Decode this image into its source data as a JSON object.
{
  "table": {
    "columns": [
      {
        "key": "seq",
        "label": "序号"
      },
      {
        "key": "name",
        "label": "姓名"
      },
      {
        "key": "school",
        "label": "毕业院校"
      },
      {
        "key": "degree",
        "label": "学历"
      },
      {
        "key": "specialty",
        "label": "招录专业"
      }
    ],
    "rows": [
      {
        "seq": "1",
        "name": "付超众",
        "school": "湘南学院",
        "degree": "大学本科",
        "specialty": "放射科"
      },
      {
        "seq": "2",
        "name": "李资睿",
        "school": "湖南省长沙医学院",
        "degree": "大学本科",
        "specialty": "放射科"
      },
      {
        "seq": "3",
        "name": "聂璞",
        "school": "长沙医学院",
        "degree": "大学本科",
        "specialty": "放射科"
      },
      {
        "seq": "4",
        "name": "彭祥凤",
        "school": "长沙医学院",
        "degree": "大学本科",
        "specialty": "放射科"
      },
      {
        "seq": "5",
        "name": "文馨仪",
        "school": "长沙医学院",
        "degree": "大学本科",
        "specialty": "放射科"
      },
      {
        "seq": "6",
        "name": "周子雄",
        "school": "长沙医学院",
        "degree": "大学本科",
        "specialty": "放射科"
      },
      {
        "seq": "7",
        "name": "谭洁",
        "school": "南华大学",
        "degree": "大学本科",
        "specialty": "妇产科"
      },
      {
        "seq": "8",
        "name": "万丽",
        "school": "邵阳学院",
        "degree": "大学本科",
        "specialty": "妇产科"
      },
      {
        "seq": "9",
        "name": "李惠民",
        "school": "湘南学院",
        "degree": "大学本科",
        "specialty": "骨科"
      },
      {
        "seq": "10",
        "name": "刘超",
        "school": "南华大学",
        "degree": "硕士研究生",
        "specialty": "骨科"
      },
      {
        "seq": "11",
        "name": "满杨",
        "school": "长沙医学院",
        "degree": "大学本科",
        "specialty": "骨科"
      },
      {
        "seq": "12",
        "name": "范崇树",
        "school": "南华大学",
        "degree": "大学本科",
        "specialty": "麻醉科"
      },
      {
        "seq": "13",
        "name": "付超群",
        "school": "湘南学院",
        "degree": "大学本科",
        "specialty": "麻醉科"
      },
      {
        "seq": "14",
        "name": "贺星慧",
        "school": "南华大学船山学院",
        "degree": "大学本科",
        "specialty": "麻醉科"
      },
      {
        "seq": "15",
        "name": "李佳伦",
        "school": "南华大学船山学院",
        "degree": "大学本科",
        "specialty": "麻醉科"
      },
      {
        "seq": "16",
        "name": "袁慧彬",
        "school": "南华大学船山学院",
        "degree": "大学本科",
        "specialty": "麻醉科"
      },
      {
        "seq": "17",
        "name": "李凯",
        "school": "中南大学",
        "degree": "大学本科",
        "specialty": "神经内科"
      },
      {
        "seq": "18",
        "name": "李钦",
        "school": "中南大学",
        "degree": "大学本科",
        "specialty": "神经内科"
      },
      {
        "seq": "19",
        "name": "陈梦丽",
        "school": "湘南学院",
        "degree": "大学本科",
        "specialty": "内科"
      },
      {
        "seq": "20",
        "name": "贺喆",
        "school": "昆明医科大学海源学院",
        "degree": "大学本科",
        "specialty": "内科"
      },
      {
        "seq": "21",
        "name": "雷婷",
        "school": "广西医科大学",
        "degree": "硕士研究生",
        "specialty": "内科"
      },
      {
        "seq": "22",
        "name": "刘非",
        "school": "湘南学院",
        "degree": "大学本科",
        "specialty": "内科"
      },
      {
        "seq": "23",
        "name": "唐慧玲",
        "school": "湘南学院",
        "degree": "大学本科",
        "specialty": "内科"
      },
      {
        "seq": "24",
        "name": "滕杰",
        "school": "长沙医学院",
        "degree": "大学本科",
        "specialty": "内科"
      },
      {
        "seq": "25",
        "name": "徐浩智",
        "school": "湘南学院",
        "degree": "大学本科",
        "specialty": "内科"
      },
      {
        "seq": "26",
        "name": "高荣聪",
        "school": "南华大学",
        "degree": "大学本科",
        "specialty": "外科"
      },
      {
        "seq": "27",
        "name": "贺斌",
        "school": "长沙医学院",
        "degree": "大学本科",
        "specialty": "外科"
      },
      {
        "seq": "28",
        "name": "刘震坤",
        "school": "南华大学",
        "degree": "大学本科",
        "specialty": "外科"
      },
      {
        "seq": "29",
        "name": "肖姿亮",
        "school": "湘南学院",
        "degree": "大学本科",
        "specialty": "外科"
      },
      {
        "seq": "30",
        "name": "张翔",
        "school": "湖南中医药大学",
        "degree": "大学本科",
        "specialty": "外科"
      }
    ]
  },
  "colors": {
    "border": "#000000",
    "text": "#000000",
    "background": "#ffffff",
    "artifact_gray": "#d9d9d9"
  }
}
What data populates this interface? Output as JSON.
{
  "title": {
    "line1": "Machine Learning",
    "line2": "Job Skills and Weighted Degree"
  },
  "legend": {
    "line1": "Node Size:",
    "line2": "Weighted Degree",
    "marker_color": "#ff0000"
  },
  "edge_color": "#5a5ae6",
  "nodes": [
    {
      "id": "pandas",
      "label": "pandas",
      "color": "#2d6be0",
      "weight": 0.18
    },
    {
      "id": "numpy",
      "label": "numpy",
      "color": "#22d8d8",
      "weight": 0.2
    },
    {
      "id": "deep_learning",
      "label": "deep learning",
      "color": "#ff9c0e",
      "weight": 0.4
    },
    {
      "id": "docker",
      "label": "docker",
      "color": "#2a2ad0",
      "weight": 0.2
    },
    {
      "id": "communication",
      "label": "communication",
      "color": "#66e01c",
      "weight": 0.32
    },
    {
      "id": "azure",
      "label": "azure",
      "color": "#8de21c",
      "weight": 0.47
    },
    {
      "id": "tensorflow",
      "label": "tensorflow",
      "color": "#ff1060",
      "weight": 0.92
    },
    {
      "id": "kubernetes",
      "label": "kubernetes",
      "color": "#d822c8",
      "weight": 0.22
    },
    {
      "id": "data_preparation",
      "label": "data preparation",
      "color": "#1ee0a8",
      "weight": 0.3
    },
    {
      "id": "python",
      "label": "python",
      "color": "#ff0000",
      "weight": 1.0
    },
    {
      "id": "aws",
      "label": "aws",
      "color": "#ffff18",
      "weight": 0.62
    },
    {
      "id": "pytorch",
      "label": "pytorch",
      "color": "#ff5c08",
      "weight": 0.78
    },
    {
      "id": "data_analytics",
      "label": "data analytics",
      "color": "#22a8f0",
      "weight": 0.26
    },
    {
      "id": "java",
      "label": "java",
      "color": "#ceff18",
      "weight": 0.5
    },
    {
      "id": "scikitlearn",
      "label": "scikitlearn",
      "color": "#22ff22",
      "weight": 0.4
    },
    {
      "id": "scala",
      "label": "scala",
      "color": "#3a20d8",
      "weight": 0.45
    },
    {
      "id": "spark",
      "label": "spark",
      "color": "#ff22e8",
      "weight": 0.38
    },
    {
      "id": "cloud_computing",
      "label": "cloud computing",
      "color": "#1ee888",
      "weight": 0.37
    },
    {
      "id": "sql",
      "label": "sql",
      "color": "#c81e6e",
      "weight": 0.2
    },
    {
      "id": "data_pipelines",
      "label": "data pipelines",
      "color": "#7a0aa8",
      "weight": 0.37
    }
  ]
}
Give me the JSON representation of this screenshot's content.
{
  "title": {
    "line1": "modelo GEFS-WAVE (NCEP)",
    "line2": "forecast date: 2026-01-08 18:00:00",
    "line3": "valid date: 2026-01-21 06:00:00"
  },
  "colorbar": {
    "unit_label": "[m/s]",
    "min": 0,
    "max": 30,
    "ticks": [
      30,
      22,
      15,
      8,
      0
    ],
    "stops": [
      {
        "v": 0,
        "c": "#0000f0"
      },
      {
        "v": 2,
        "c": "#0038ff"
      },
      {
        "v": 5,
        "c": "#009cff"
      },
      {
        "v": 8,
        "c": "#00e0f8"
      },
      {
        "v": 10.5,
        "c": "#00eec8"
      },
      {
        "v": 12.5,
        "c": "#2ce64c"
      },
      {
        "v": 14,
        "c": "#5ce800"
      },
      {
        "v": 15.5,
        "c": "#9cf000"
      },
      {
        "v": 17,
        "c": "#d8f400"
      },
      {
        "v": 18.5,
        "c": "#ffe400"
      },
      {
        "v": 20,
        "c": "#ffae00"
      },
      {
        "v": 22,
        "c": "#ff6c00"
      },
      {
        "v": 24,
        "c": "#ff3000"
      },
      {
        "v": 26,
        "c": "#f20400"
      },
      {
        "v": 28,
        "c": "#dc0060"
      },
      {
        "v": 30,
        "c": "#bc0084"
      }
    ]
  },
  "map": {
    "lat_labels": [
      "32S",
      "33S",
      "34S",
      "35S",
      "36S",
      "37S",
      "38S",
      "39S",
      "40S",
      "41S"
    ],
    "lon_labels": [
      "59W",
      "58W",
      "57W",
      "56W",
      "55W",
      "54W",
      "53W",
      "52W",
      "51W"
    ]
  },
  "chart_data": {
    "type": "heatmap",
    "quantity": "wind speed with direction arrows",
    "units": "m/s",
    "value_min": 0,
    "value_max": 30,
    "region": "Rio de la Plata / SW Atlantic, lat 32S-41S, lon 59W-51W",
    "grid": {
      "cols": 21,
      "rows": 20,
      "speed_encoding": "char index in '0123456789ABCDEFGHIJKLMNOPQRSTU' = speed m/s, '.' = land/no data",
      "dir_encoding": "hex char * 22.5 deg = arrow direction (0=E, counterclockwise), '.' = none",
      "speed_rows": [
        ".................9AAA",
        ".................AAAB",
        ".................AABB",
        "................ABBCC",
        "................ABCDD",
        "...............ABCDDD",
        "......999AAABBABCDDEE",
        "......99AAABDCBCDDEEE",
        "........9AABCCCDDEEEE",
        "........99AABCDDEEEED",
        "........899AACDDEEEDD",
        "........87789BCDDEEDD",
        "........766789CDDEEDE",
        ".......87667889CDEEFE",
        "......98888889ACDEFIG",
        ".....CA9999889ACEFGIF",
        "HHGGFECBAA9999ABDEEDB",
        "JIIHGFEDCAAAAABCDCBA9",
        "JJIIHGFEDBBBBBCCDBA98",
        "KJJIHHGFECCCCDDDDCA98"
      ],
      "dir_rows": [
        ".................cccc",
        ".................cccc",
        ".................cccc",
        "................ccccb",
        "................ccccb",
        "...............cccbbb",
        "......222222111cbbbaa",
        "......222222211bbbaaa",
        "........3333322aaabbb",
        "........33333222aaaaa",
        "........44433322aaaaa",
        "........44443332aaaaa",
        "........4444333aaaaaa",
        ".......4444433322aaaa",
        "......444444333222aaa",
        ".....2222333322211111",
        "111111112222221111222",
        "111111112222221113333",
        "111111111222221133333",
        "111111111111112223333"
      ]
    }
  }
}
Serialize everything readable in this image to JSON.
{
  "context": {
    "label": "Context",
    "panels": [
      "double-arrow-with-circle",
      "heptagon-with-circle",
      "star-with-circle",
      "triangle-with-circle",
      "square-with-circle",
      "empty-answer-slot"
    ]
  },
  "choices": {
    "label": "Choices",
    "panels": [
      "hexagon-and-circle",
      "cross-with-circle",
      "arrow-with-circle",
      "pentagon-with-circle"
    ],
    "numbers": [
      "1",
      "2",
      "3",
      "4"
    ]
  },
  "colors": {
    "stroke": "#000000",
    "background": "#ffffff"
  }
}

*JOB*: Show every line of the records above that contains the word "Weighted".

*RESPONSE TO THE TASK*:
    "line2": "Job Skills and Weighted Degree"
    "line2": "Weighted Degree",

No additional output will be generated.